• **Records provided**

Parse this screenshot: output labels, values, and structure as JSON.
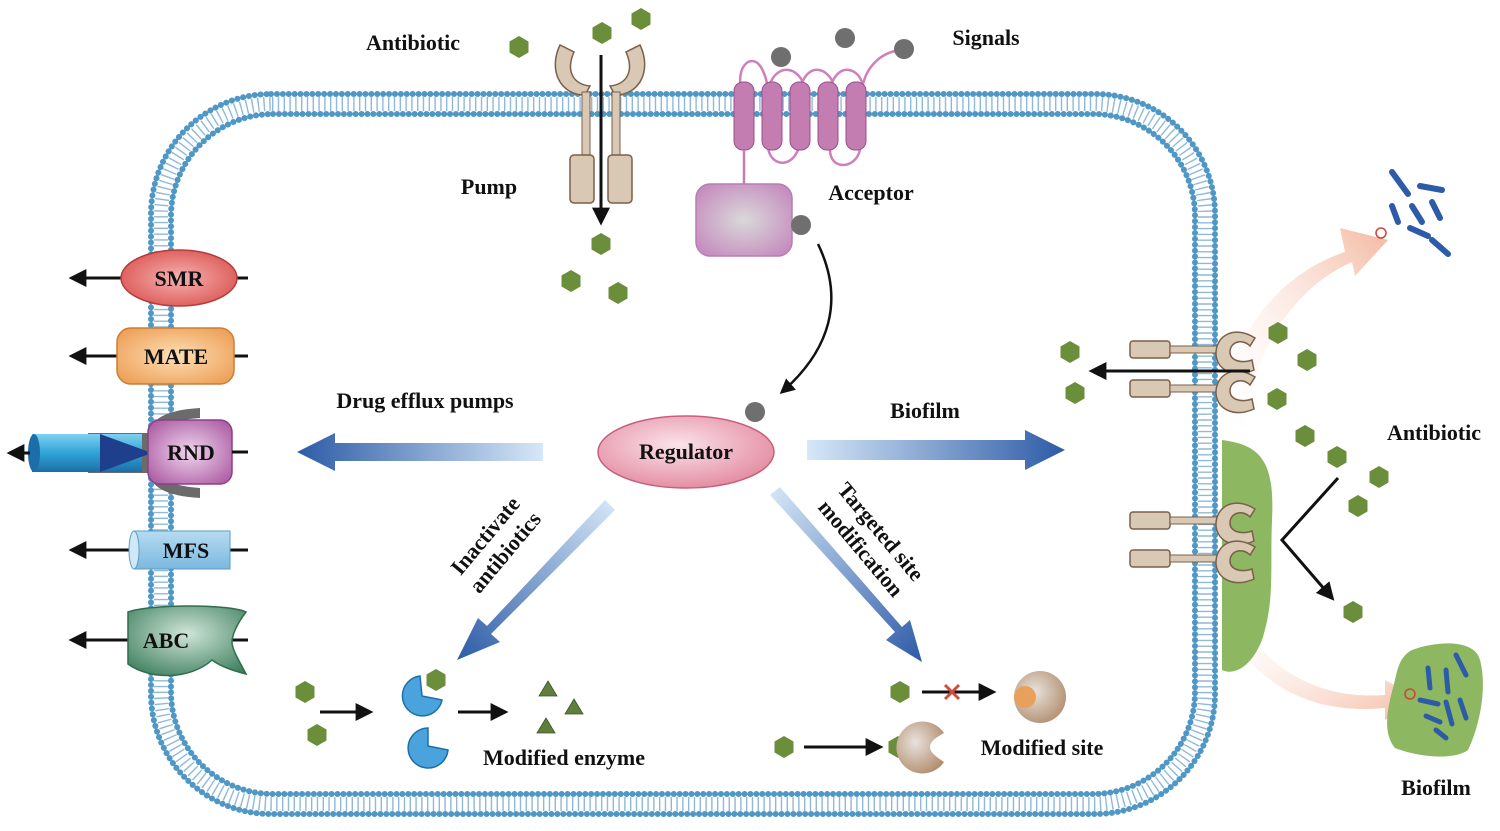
{
  "labels": {
    "antibiotic_top": "Antibiotic",
    "signals": "Signals",
    "pump": "Pump",
    "acceptor": "Acceptor",
    "regulator": "Regulator",
    "drug_efflux": "Drug efflux pumps",
    "biofilm_arrow": "Biofilm",
    "inactivate_1": "Inactivate",
    "inactivate_2": "antibiotics",
    "targeted_1": "Targeted site",
    "targeted_2": "modification",
    "modified_enzyme": "Modified enzyme",
    "modified_site": "Modified site",
    "antibiotic_right": "Antibiotic",
    "biofilm_bottom": "Biofilm"
  },
  "transporters": [
    {
      "name": "SMR"
    },
    {
      "name": "MATE"
    },
    {
      "name": "RND"
    },
    {
      "name": "MFS"
    },
    {
      "name": "ABC"
    }
  ],
  "colors": {
    "membrane_head": "#4f97c4",
    "antibiotic_hex": "#6b8e3a",
    "signal_dot": "#6f6f6f",
    "gpcr": "#c47db0",
    "regulator_fill": "#e9a4b4",
    "enzyme": "#4aa3dc",
    "biofilm_green": "#8db761",
    "arrow_blue": "#2d5ba7"
  }
}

• **Your assignment**
Please repeat the entries exactly. Do not include the pictures.

• **Your response**
Parse this screenshot: output labels, values, and structure as JSON.
{
  "labels": {
    "antibiotic_top": "Antibiotic",
    "signals": "Signals",
    "pump": "Pump",
    "acceptor": "Acceptor",
    "regulator": "Regulator",
    "drug_efflux": "Drug efflux pumps",
    "biofilm_arrow": "Biofilm",
    "inactivate_1": "Inactivate",
    "inactivate_2": "antibiotics",
    "targeted_1": "Targeted site",
    "targeted_2": "modification",
    "modified_enzyme": "Modified enzyme",
    "modified_site": "Modified site",
    "antibiotic_right": "Antibiotic",
    "biofilm_bottom": "Biofilm"
  },
  "transporters": [
    {
      "name": "SMR"
    },
    {
      "name": "MATE"
    },
    {
      "name": "RND"
    },
    {
      "name": "MFS"
    },
    {
      "name": "ABC"
    }
  ],
  "colors": {
    "membrane_head": "#4f97c4",
    "antibiotic_hex": "#6b8e3a",
    "signal_dot": "#6f6f6f",
    "gpcr": "#c47db0",
    "regulator_fill": "#e9a4b4",
    "enzyme": "#4aa3dc",
    "biofilm_green": "#8db761",
    "arrow_blue": "#2d5ba7"
  }
}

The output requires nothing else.